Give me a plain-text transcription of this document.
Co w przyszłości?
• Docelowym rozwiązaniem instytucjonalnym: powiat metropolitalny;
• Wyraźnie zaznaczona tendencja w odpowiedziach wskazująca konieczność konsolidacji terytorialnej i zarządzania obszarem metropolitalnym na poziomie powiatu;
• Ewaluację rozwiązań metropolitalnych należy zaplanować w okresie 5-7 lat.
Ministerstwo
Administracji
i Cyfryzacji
───
WHAT TO PRODUCE ->
Write every record out again, unaltered.

TASK RESPONSE ->
Give me a plain-text transcription of this document.
Co w przyszłości?
• Docelowym rozwiązaniem instytucjonalnym: powiat metropolitalny;
• Wyraźnie zaznaczona tendencja w odpowiedziach wskazująca konieczność konsolidacji terytorialnej i zarządzania obszarem metropolitalnym na poziomie powiatu;
• Ewaluację rozwiązań metropolitalnych należy zaplanować w okresie 5-7 lat.
Ministerstwo
Administracji
i Cyfryzacji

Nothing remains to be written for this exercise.